═══ EXERCISE MATERIALS ═══

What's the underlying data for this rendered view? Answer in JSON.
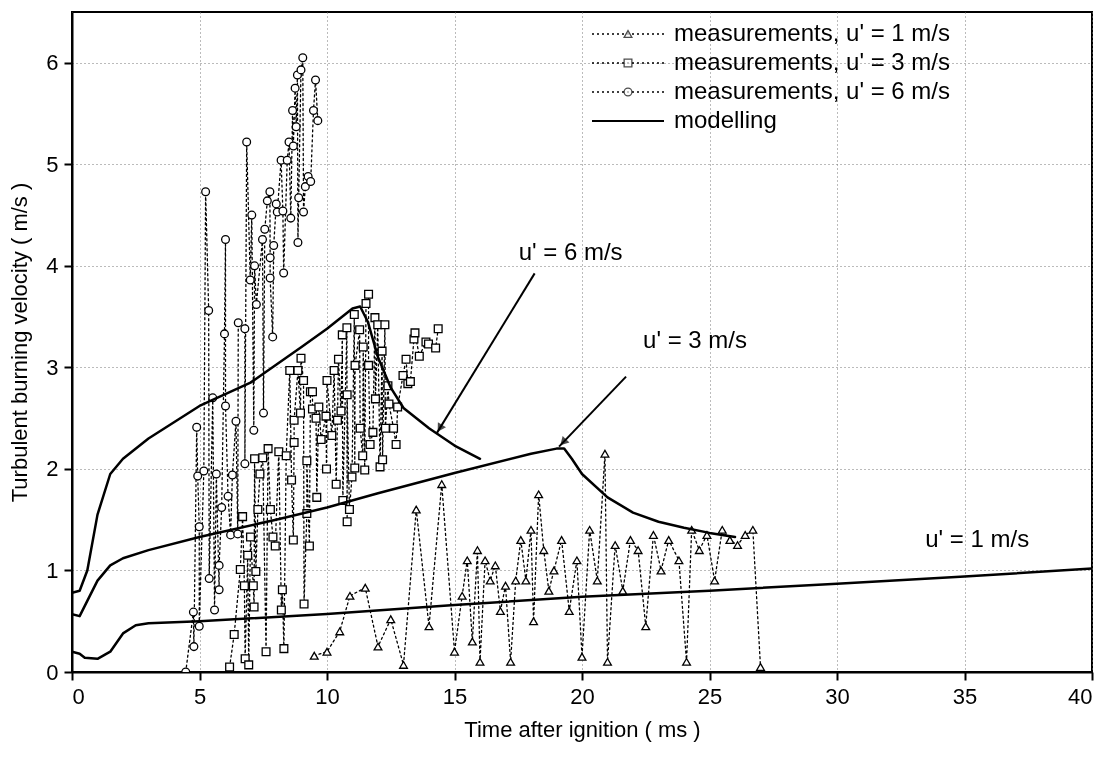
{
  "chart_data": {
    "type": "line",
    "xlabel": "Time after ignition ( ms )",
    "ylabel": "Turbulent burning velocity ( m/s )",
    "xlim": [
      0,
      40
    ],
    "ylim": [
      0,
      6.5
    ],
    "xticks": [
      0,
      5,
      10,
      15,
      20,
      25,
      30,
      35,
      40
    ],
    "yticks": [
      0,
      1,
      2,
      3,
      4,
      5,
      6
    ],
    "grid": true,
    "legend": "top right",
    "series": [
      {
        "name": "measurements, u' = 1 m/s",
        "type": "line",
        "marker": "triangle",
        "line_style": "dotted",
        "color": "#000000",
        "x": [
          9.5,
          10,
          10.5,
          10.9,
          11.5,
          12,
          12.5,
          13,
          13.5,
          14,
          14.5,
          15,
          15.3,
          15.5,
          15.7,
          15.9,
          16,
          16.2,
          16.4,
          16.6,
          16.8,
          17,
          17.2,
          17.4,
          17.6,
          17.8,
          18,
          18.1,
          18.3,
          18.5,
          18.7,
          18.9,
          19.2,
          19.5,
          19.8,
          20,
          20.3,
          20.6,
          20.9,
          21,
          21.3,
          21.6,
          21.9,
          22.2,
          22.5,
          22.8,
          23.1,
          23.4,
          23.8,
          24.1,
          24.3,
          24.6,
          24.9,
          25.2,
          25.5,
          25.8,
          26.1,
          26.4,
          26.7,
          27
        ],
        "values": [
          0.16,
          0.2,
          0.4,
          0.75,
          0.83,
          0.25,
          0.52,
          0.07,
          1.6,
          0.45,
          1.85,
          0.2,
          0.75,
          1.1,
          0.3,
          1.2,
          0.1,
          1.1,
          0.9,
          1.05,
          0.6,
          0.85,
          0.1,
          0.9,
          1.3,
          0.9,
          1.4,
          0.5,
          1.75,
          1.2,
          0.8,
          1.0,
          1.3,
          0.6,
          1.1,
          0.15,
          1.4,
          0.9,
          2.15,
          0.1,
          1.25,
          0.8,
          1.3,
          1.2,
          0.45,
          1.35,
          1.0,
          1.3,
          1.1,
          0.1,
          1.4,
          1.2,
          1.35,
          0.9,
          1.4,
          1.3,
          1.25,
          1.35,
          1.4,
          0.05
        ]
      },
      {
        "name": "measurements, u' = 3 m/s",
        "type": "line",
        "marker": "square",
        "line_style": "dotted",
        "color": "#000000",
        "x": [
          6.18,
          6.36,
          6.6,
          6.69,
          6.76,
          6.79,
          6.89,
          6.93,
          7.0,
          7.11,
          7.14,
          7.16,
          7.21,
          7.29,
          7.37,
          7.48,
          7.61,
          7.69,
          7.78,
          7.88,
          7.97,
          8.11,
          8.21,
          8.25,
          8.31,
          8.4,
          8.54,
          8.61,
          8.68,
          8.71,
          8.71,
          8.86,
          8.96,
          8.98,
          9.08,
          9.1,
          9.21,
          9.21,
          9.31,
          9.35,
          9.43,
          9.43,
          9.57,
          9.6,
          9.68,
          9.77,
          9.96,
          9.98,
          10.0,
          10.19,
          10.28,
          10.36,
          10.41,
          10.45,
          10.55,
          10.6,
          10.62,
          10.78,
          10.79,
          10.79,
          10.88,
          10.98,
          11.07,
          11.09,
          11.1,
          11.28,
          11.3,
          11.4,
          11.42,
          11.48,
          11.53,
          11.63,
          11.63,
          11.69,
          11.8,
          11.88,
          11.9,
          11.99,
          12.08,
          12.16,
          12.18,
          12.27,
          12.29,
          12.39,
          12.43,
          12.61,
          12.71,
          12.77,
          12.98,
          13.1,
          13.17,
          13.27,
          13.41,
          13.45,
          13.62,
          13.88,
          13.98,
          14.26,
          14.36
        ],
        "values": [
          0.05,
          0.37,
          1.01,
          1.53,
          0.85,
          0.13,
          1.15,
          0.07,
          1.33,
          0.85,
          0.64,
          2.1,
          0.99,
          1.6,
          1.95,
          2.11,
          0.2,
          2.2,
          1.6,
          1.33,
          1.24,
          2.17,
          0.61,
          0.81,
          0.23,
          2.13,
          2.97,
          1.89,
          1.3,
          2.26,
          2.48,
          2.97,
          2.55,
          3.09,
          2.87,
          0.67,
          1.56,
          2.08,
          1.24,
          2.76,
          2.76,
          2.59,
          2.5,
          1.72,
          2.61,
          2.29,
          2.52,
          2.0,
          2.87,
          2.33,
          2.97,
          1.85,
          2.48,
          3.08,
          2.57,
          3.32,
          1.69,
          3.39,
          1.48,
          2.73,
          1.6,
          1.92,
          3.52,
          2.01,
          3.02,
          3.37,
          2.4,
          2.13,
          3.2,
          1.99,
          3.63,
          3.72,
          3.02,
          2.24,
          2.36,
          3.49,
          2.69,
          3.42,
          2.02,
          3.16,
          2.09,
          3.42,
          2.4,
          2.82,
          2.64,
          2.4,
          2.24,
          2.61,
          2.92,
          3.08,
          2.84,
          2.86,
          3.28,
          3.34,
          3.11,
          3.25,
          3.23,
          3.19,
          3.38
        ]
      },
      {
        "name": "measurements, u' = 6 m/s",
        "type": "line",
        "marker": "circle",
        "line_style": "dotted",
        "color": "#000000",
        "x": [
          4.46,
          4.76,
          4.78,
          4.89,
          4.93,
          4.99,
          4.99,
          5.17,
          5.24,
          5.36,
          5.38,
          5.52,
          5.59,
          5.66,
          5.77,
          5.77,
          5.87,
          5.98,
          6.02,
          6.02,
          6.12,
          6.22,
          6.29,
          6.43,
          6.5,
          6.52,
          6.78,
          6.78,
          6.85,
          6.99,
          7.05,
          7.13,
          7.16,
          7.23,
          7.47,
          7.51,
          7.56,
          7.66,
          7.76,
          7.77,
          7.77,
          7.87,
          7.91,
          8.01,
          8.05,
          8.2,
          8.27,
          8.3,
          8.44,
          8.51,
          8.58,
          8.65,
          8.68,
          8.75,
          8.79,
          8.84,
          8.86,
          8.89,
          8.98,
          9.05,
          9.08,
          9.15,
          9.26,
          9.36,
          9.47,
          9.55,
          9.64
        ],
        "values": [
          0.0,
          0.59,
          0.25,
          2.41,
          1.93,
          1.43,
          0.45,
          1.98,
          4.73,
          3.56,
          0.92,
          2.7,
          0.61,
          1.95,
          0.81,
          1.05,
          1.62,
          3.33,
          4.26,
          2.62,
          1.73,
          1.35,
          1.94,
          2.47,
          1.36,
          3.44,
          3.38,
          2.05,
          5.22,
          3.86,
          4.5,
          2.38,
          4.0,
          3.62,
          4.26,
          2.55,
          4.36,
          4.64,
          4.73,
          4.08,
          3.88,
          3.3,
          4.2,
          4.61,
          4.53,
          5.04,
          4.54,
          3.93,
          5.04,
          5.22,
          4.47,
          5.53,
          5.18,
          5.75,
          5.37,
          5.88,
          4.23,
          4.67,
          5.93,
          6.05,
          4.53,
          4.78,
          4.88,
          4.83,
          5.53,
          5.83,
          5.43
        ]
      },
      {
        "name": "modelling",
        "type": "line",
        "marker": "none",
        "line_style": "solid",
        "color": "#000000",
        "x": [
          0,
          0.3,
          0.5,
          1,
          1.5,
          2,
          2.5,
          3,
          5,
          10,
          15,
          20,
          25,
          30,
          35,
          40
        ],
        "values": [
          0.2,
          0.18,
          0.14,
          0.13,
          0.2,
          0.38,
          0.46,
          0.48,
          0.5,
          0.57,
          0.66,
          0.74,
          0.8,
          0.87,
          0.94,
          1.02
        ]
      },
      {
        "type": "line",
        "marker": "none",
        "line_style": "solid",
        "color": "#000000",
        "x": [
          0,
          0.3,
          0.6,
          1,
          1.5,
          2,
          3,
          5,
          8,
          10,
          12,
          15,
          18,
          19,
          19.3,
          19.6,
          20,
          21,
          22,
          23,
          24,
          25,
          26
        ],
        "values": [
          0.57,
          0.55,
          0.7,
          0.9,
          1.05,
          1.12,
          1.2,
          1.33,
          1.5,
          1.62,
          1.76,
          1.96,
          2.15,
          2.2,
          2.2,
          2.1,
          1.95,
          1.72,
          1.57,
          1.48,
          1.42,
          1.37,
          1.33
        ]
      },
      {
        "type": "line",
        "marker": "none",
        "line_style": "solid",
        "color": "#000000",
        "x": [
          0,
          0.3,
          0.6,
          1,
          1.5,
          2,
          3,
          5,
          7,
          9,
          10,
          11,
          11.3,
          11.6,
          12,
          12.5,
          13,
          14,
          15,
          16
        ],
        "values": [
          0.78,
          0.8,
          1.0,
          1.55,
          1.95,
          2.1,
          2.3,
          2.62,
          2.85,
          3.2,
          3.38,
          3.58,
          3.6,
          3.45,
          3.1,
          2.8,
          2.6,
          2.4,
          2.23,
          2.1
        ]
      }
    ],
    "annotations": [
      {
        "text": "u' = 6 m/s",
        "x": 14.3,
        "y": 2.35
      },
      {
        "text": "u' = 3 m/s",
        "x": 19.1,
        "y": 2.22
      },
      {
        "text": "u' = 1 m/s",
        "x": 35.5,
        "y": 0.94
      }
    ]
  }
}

═══
═══ EXERCISE MATERIALS ═══

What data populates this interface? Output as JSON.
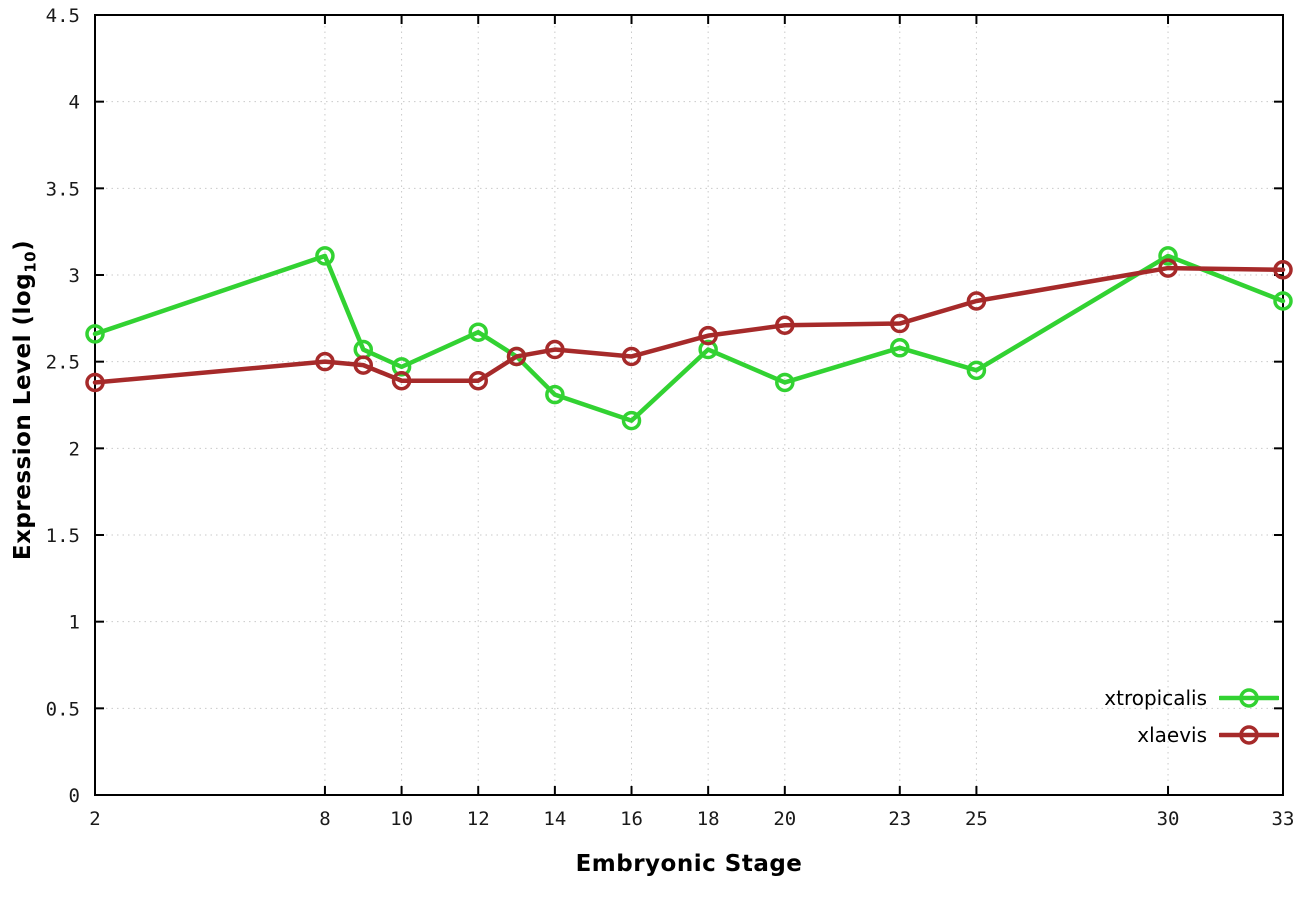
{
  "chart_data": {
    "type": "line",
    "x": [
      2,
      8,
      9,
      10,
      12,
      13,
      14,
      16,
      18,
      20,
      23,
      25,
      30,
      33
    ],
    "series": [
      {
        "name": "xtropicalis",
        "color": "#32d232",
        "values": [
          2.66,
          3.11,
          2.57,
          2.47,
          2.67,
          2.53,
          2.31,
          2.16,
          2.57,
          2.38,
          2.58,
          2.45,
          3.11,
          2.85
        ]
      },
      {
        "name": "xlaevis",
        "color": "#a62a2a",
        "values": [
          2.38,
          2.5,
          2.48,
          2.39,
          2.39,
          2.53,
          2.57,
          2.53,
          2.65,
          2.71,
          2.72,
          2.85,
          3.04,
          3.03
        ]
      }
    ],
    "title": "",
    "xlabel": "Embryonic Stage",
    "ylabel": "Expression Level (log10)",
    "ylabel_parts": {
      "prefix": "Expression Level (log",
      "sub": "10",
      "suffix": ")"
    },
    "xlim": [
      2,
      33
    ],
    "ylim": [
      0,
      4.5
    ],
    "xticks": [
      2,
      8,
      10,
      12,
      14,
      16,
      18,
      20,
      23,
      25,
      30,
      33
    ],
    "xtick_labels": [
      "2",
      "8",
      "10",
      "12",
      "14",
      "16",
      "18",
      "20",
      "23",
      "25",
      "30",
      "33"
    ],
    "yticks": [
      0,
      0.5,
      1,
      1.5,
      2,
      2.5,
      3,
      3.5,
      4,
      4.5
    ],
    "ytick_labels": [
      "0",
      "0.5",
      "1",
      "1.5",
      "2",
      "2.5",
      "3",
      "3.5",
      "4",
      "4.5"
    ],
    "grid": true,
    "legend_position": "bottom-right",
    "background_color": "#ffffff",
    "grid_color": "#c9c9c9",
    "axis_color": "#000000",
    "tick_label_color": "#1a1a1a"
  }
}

═══

DIRECTION> Only the number is wanted: how many lines in the entries above contain the word "Expression"?

REPLY TO THE EXERCISE> 2